(Items stored from a collection)
╔══

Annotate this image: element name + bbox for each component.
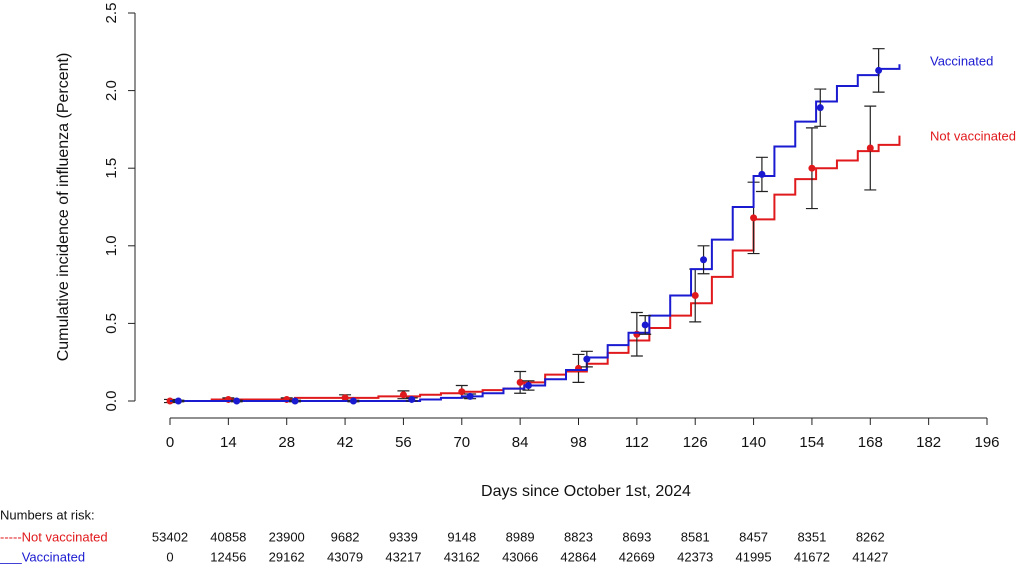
x-axis-label: Days since October 1st, 2024 [481,483,691,500]
risk-count: 8262 [856,529,885,544]
y-tick-label: 1.0 [103,235,120,256]
risk-count: 41672 [794,549,830,564]
point [174,397,182,405]
risk-count: 43066 [502,549,538,564]
point [875,66,883,74]
point [399,391,407,399]
point [691,291,699,299]
point [750,214,758,222]
x-tick-label: 56 [395,434,412,451]
risk-count: 41427 [852,549,888,564]
y-tick-label: 2.5 [103,3,120,24]
y-tick-label: 2.0 [103,80,120,101]
x-tick-label: 0 [166,434,174,451]
risk-row-label: -----Not vaccinated [0,529,108,544]
point [341,394,349,402]
risk-count: 8693 [622,529,651,544]
point [408,395,416,403]
risk-count: 8457 [739,529,768,544]
risk-count: 43079 [327,549,363,564]
risk-count: 8351 [797,529,826,544]
point [808,164,816,172]
point [349,397,357,405]
risk-row-label: ___Vaccinated [0,549,85,564]
risk-count: 42669 [619,549,655,564]
risk-count: 53402 [152,529,188,544]
risk-count: 43217 [385,549,421,564]
point [641,321,649,329]
point [758,170,766,178]
risk-count: 0 [166,549,173,564]
series-label: Not vaccinated [930,128,1016,143]
risk-count: 12456 [210,549,246,564]
risk-count: 29162 [269,549,305,564]
x-tick-label: 98 [570,434,587,451]
x-tick-label: 14 [220,434,237,451]
risk-count: 42373 [677,549,713,564]
series-label: Vaccinated [930,53,993,68]
point [583,355,591,363]
risk-table-title: Numbers at risk: [0,507,95,522]
point [700,256,708,264]
x-tick-label: 84 [512,434,529,451]
point [524,381,532,389]
x-tick-label: 42 [337,434,354,451]
risk-count: 43162 [444,549,480,564]
x-tick-label: 182 [916,434,941,451]
risk-count: 40858 [210,529,246,544]
risk-count: 41995 [735,549,771,564]
point [458,388,466,396]
point [291,397,299,405]
risk-count: 42864 [560,549,596,564]
y-tick-label: 0.0 [103,391,120,412]
x-tick-label: 28 [278,434,295,451]
x-tick-label: 140 [741,434,766,451]
point [466,392,474,400]
x-tick-label: 154 [799,434,824,451]
x-tick-label: 168 [858,434,883,451]
point [816,104,824,112]
y-tick-label: 0.5 [103,313,120,334]
risk-count: 23900 [269,529,305,544]
risk-count: 8823 [564,529,593,544]
risk-count: 9148 [447,529,476,544]
y-tick-label: 1.5 [103,158,120,179]
point [516,378,524,386]
risk-count: 9339 [389,529,418,544]
risk-count: 8989 [506,529,535,544]
point [233,397,241,405]
x-tick-label: 112 [625,434,649,451]
x-tick-label: 126 [683,434,708,451]
risk-count: 8581 [681,529,710,544]
x-tick-label: 70 [453,434,470,451]
point [866,144,874,152]
step-line [170,64,901,402]
x-tick-label: 196 [974,434,999,451]
y-axis-label: Cumulative incidence of influenza (Perce… [55,53,72,362]
risk-count: 9682 [331,529,360,544]
step-line [170,135,901,402]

╚══

Copy every line of the entries above without changing anything, but omit the pictures.

Annotate this image: element name + bbox for each component.
x-axis-label: Days since October 1st, 2024 [481,483,691,500]
risk-count: 8262 [856,529,885,544]
y-tick-label: 1.0 [103,235,120,256]
risk-count: 41672 [794,549,830,564]
point [174,397,182,405]
risk-count: 43066 [502,549,538,564]
point [875,66,883,74]
point [399,391,407,399]
point [691,291,699,299]
point [750,214,758,222]
x-tick-label: 56 [395,434,412,451]
risk-count: 41427 [852,549,888,564]
y-tick-label: 2.5 [103,3,120,24]
y-tick-label: 2.0 [103,80,120,101]
x-tick-label: 0 [166,434,174,451]
risk-row-label: -----Not vaccinated [0,529,108,544]
point [341,394,349,402]
risk-count: 8693 [622,529,651,544]
point [408,395,416,403]
risk-count: 8457 [739,529,768,544]
risk-count: 43079 [327,549,363,564]
risk-count: 8351 [797,529,826,544]
point [808,164,816,172]
point [349,397,357,405]
risk-row-label: ___Vaccinated [0,549,85,564]
risk-count: 42669 [619,549,655,564]
risk-count: 53402 [152,529,188,544]
risk-count: 43217 [385,549,421,564]
point [641,321,649,329]
point [758,170,766,178]
risk-count: 0 [166,549,173,564]
series-label: Not vaccinated [930,128,1016,143]
risk-count: 12456 [210,549,246,564]
risk-count: 29162 [269,549,305,564]
x-tick-label: 98 [570,434,587,451]
x-tick-label: 14 [220,434,237,451]
risk-count: 42373 [677,549,713,564]
series-label: Vaccinated [930,53,993,68]
point [583,355,591,363]
risk-table-title: Numbers at risk: [0,507,95,522]
point [700,256,708,264]
x-tick-label: 84 [512,434,529,451]
point [524,381,532,389]
x-tick-label: 42 [337,434,354,451]
risk-count: 43162 [444,549,480,564]
x-tick-label: 182 [916,434,941,451]
risk-count: 40858 [210,529,246,544]
risk-count: 41995 [735,549,771,564]
point [458,388,466,396]
point [291,397,299,405]
risk-count: 42864 [560,549,596,564]
y-tick-label: 0.0 [103,391,120,412]
x-tick-label: 28 [278,434,295,451]
x-tick-label: 140 [741,434,766,451]
point [466,392,474,400]
x-tick-label: 154 [799,434,824,451]
x-tick-label: 168 [858,434,883,451]
point [816,104,824,112]
y-tick-label: 0.5 [103,313,120,334]
risk-count: 23900 [269,529,305,544]
risk-count: 8823 [564,529,593,544]
risk-count: 9148 [447,529,476,544]
y-tick-label: 1.5 [103,158,120,179]
point [516,378,524,386]
risk-count: 9339 [389,529,418,544]
risk-count: 8989 [506,529,535,544]
point [233,397,241,405]
x-tick-label: 112 [625,434,649,451]
x-tick-label: 126 [683,434,708,451]
risk-count: 8581 [681,529,710,544]
x-tick-label: 70 [453,434,470,451]
point [866,144,874,152]
step-line [170,64,901,402]
x-tick-label: 196 [974,434,999,451]
y-axis-label: Cumulative incidence of influenza (Perce… [55,53,72,362]
risk-count: 9682 [331,529,360,544]
step-line [170,135,901,402]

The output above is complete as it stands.